▶ **WHAT THE EXERCISE ASKS**
Each line of the data that includes the string "free" is to be copied out.

▶ **LISTED RECORDS**

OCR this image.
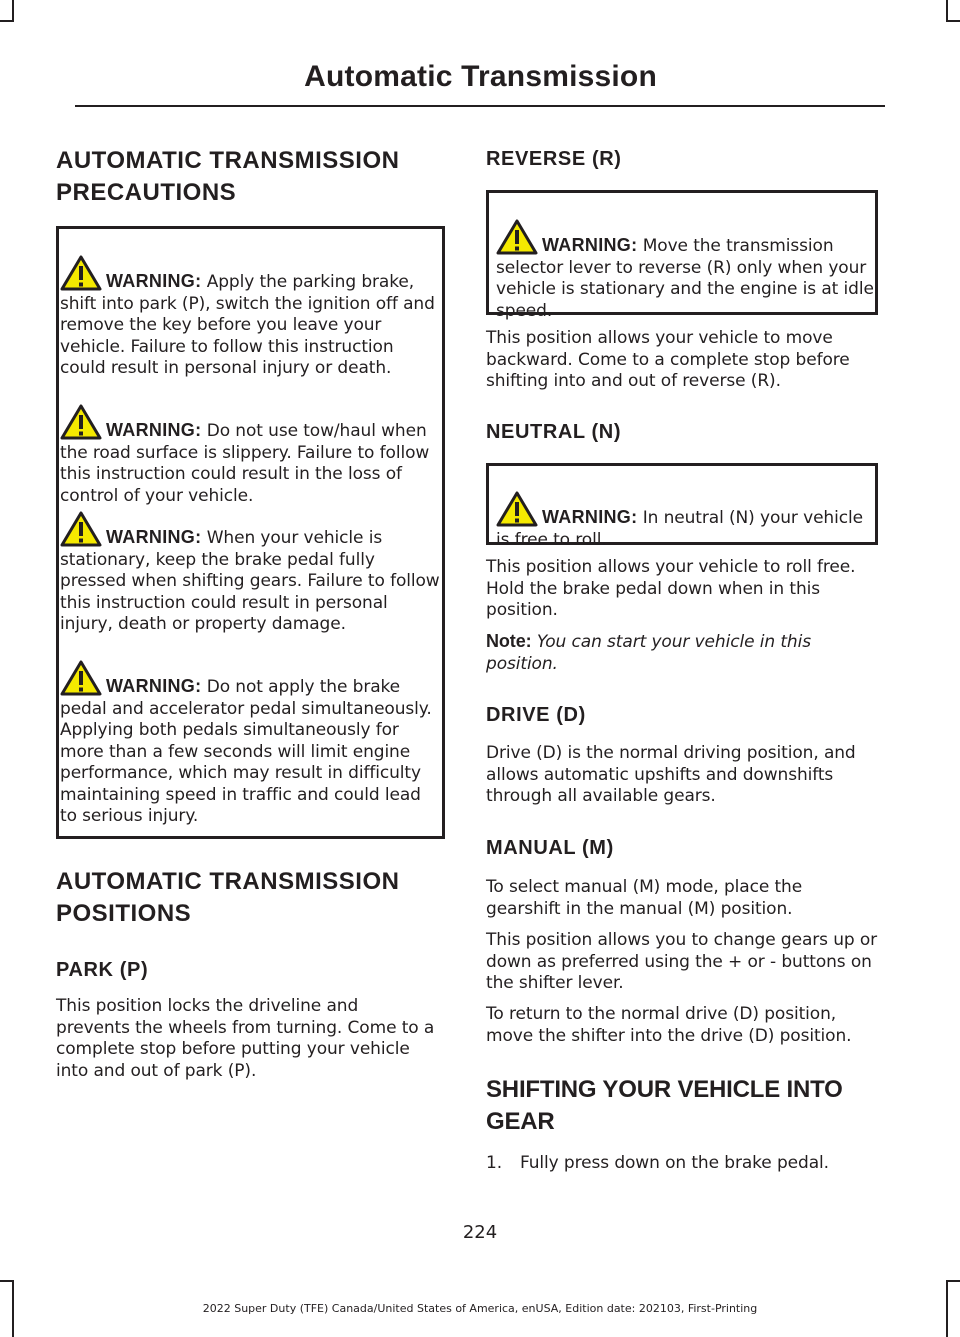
Automatic Transmission
AUTOMATIC TRANSMISSION PRECAUTIONS

WARNING: Apply the parking brake, shift into park (P), switch the ignition off and remove the key before you leave your vehicle. Failure to follow this instruction could result in personal injury or death.

WARNING: Do not use tow/haul when the road surface is slippery. Failure to follow this instruction could result in the loss of control of your vehicle.

WARNING: When your vehicle is stationary, keep the brake pedal fully pressed when shifting gears. Failure to follow this instruction could result in personal injury, death or property damage.

WARNING: Do not apply the brake pedal and accelerator pedal simultaneously. Applying both pedals simultaneously for more than a few seconds will limit engine performance, which may result in difficulty maintaining speed in traffic and could lead to serious injury.

AUTOMATIC TRANSMISSION POSITIONS
PARK (P)

This position locks the driveline and prevents the wheels from turning. Come to a complete stop before putting your vehicle into and out of park (P).

REVERSE (R)

WARNING: Move the transmission selector lever to reverse (R) only when your vehicle is stationary and the engine is at idle speed.

This position allows your vehicle to move backward. Come to a complete stop before shifting into and out of reverse (R).

NEUTRAL (N)

WARNING: In neutral (N) your vehicle is free to roll.

This position allows your vehicle to roll free. Hold the brake pedal down when in this position.

Note: You can start your vehicle in this position.

DRIVE (D)

Drive (D) is the normal driving position, and allows automatic upshifts and downshifts through all available gears.

MANUAL (M)

To select manual (M) mode, place the gearshift in the manual (M) position.

This position allows you to change gears up or down as preferred using the + or - buttons on the shifter lever.

To return to the normal drive (D) position, move the shifter into the drive (D) position.

SHIFTING YOUR VEHICLE INTO GEAR

1. Fully press down on the brake pedal.

224

2022 Super Duty (TFE) Canada/United States of America, enUSA, Edition date: 202103, First-Printing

▶ **FINISHED TASK**
WARNING: In neutral (N) your vehicle is free to roll.
This position allows your vehicle to roll free. Hold the brake pedal down when in this position.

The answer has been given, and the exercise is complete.